(EXERCISE INPUT)
§
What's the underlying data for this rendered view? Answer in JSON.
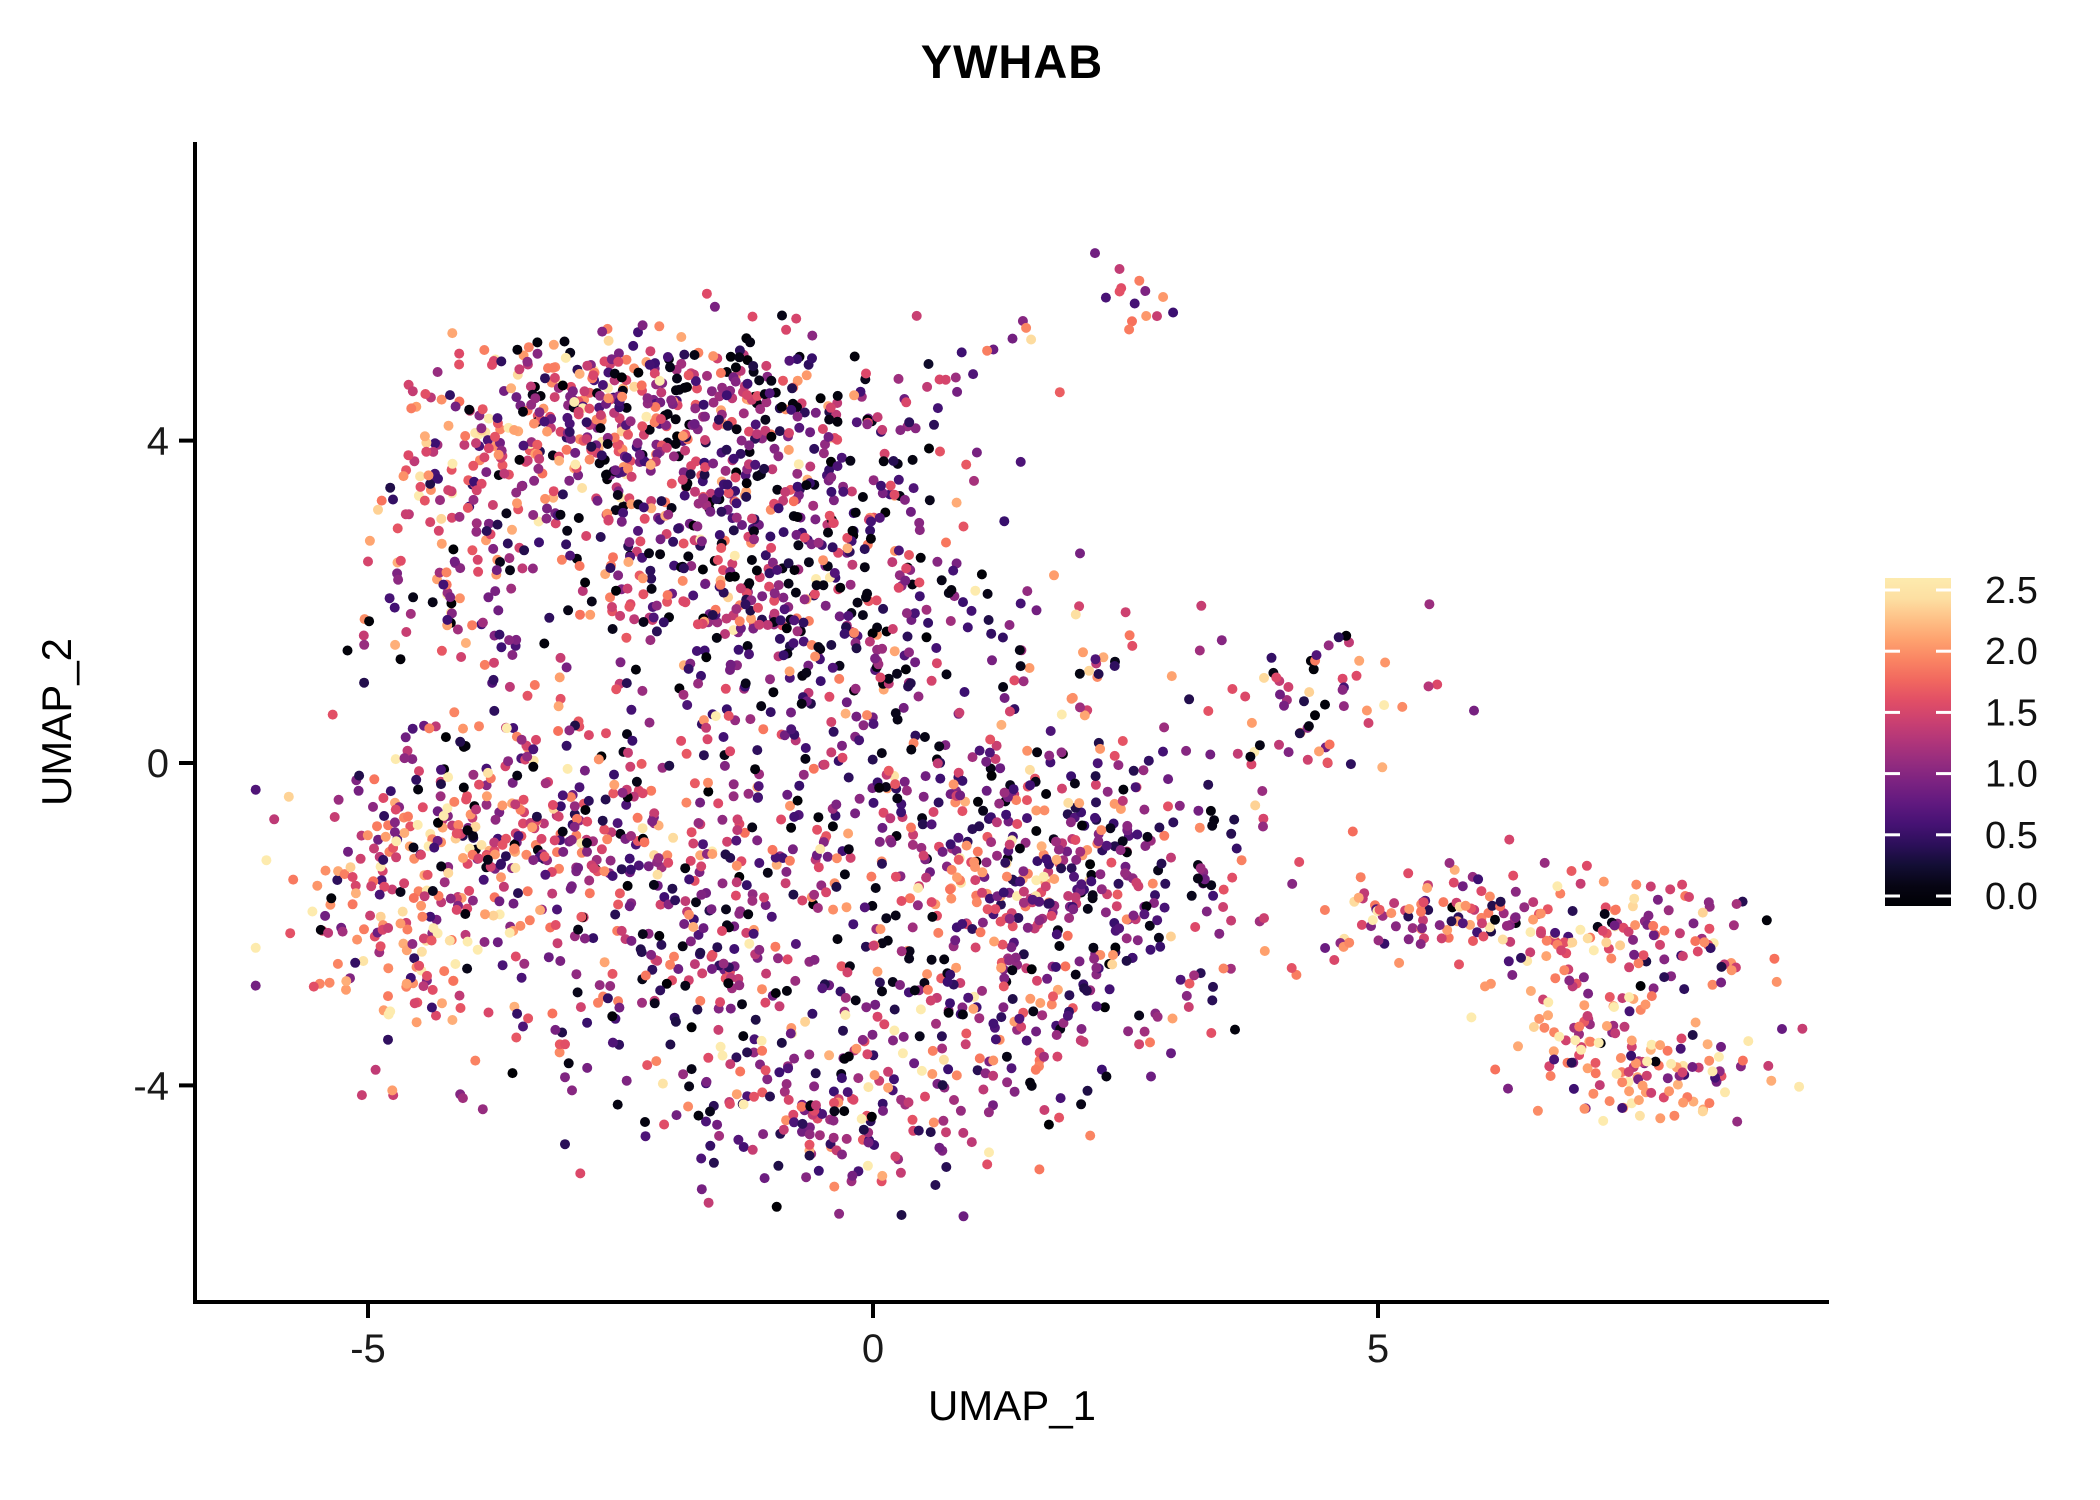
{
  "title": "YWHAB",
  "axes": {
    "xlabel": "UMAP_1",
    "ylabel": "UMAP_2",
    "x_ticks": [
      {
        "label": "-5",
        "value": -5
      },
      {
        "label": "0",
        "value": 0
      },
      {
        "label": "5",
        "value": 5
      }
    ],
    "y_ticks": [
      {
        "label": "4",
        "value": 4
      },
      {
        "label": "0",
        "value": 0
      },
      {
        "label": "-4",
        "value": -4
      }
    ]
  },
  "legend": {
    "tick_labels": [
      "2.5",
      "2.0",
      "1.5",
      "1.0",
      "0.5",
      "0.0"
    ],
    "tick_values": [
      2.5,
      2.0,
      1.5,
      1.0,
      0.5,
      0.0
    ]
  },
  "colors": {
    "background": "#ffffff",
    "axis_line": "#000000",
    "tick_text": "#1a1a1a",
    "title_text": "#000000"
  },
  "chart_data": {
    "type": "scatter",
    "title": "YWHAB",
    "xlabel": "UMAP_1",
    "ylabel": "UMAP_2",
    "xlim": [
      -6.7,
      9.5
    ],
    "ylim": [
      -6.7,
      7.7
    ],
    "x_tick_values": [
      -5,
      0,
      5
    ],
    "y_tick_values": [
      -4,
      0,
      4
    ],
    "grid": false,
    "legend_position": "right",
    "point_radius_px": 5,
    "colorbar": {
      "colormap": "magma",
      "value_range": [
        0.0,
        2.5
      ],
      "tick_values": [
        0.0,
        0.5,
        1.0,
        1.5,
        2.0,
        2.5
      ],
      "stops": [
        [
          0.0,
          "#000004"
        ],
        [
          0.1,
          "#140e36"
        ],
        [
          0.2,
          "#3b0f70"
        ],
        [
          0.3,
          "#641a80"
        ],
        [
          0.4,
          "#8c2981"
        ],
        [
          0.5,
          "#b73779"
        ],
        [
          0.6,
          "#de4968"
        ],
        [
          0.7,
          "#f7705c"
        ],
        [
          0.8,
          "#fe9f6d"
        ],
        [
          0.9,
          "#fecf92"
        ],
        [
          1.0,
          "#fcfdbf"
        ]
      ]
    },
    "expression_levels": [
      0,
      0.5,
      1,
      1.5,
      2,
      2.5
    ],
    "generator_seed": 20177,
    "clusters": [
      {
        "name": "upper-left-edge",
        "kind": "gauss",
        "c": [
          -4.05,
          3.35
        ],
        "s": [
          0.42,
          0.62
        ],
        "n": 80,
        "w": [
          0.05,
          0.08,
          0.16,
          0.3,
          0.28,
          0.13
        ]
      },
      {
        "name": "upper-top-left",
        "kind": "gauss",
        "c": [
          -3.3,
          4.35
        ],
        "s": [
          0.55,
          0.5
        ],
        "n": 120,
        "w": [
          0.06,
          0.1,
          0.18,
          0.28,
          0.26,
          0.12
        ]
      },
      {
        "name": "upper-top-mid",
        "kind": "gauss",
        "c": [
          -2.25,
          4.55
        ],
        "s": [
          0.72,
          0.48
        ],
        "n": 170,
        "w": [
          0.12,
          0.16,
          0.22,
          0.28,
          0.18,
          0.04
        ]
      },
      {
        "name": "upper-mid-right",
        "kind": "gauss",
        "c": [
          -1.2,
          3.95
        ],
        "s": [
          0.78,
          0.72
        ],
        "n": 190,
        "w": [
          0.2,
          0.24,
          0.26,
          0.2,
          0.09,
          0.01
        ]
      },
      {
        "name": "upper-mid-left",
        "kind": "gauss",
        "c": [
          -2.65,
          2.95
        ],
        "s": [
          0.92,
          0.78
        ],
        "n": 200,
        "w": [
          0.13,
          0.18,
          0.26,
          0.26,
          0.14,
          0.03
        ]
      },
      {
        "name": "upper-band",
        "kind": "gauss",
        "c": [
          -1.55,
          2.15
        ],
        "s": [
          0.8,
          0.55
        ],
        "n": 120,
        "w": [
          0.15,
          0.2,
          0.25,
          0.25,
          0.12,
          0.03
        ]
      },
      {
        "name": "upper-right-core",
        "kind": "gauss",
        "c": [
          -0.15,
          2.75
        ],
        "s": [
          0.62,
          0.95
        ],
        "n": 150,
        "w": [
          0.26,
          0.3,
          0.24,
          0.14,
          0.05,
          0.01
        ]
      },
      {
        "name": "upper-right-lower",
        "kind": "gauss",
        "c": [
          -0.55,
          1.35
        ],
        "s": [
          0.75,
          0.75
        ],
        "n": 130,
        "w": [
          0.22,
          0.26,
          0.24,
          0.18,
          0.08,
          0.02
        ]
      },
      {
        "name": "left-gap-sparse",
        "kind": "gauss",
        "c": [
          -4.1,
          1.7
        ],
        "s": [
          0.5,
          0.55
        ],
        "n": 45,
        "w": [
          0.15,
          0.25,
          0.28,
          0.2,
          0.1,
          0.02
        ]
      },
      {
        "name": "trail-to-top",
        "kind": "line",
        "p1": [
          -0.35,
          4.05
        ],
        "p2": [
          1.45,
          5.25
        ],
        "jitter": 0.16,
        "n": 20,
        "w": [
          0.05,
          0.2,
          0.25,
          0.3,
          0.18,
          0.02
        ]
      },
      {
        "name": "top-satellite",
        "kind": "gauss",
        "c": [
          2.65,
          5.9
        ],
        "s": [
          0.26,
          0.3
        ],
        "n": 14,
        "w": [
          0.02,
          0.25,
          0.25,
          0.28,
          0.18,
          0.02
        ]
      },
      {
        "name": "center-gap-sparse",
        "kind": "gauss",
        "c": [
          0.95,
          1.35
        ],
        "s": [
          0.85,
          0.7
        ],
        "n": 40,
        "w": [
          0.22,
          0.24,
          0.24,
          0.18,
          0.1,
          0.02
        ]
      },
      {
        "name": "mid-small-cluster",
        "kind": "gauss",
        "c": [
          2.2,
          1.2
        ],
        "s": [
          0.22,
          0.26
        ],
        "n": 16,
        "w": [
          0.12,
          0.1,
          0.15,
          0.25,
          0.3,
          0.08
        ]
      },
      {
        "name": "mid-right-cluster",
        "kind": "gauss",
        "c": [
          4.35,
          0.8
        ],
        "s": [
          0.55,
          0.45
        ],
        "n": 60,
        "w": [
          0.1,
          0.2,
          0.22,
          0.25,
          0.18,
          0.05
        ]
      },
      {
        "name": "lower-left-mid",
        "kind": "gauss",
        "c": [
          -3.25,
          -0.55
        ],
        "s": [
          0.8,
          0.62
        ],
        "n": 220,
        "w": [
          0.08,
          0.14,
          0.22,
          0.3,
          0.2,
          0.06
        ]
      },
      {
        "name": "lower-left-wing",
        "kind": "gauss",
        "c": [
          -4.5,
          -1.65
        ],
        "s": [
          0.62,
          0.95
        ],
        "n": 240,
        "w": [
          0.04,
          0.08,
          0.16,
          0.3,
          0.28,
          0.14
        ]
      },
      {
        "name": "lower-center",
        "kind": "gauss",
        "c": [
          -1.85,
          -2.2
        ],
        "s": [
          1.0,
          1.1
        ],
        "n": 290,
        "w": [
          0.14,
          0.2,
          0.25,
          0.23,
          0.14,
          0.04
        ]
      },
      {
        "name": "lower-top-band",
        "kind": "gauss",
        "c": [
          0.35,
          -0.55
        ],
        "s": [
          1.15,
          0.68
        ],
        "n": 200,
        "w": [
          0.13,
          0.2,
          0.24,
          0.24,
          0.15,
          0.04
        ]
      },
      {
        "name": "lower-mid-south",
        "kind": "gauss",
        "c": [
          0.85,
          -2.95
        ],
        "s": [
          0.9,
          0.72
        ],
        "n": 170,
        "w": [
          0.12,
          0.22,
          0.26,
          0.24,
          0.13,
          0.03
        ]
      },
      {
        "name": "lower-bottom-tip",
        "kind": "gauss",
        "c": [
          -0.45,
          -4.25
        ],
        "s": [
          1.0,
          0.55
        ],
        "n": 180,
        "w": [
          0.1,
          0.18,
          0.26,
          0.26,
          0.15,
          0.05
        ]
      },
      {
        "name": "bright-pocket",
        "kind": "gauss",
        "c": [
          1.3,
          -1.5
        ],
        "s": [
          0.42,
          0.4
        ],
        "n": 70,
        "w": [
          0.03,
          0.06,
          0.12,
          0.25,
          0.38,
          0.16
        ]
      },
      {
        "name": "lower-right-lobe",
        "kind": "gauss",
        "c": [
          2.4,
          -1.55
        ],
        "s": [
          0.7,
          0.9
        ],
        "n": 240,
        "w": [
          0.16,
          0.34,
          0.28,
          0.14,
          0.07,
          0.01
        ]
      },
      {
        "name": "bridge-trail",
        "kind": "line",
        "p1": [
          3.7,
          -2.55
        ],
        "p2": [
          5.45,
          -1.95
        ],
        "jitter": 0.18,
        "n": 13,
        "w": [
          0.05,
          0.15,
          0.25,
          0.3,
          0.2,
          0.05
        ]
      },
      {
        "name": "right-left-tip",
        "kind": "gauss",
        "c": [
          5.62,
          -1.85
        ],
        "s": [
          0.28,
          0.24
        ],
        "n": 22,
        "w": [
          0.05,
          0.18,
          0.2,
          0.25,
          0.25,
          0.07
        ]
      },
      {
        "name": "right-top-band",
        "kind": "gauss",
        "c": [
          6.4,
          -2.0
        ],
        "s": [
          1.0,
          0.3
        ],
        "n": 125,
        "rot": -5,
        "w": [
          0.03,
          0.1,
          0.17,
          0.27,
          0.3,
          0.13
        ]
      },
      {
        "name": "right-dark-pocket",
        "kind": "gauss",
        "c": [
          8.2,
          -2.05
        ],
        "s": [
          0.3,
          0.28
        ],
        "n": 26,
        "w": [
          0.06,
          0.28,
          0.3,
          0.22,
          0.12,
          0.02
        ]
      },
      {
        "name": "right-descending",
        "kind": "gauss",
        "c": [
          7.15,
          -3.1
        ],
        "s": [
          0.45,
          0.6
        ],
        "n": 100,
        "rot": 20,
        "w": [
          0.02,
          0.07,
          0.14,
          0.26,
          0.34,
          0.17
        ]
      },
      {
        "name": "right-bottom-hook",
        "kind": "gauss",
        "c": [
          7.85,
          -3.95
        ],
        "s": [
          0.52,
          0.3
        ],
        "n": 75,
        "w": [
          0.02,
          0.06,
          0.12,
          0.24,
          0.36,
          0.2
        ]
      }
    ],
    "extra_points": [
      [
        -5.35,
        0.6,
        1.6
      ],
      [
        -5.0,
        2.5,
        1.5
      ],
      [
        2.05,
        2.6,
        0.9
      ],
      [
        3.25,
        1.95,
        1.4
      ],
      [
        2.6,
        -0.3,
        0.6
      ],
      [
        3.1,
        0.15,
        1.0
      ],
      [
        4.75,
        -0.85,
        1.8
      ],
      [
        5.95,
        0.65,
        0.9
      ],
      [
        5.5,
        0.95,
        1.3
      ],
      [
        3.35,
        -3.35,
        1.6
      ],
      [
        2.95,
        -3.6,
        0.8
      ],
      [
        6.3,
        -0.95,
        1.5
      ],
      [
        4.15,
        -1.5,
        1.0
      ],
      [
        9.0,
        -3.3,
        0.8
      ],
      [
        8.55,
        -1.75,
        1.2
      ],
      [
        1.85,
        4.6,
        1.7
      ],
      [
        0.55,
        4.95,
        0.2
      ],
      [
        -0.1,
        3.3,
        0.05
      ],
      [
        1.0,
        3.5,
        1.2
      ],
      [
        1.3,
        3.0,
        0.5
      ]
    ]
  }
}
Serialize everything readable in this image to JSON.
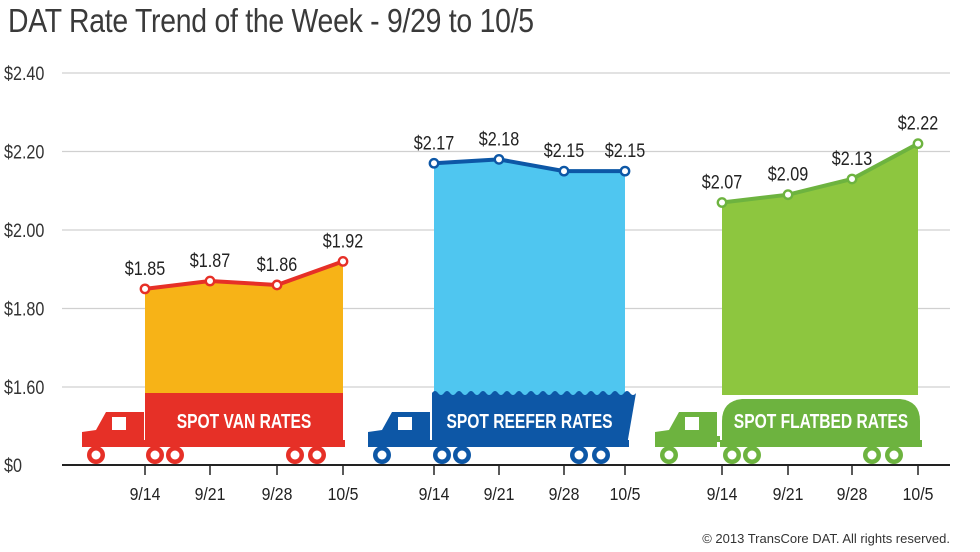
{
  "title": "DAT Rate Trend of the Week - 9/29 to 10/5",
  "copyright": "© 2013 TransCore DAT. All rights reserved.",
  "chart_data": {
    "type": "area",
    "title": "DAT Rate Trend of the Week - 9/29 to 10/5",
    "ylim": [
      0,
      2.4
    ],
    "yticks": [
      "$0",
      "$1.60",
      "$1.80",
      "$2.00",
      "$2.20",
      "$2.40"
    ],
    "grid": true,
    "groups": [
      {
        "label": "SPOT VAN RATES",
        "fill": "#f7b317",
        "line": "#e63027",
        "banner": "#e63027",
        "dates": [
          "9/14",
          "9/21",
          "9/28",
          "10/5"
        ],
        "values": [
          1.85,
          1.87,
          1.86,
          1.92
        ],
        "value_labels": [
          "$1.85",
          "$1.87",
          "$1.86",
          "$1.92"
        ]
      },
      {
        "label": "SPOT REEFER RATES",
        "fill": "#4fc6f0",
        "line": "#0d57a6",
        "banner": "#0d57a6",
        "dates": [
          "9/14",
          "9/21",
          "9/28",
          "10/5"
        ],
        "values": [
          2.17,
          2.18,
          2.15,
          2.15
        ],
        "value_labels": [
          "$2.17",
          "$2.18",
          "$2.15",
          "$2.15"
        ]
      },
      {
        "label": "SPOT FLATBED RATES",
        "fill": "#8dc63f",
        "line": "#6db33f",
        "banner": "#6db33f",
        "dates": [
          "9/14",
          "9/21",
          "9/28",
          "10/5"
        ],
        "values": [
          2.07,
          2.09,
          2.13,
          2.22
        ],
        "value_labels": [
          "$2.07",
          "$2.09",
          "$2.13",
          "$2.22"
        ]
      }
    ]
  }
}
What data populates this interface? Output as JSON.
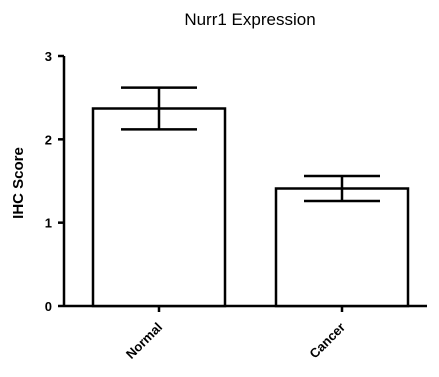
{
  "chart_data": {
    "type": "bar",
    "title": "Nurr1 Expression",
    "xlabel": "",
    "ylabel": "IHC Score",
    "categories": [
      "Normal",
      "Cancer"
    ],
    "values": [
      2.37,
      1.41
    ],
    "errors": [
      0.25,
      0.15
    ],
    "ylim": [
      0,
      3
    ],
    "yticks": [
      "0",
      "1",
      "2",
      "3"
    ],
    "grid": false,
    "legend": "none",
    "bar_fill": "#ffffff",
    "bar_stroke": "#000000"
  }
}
§
(TASK INSTRUCTIONS)
Show every line from the listing above in which the string "upper" appears.

(RESULT BELOW)
        "name": "upper-left-edge",
        "name": "upper-top-left",
        "name": "upper-top-mid",
        "name": "upper-mid-right",
        "name": "upper-mid-left",
        "name": "upper-band",
        "name": "upper-right-core",
        "name": "upper-right-lower",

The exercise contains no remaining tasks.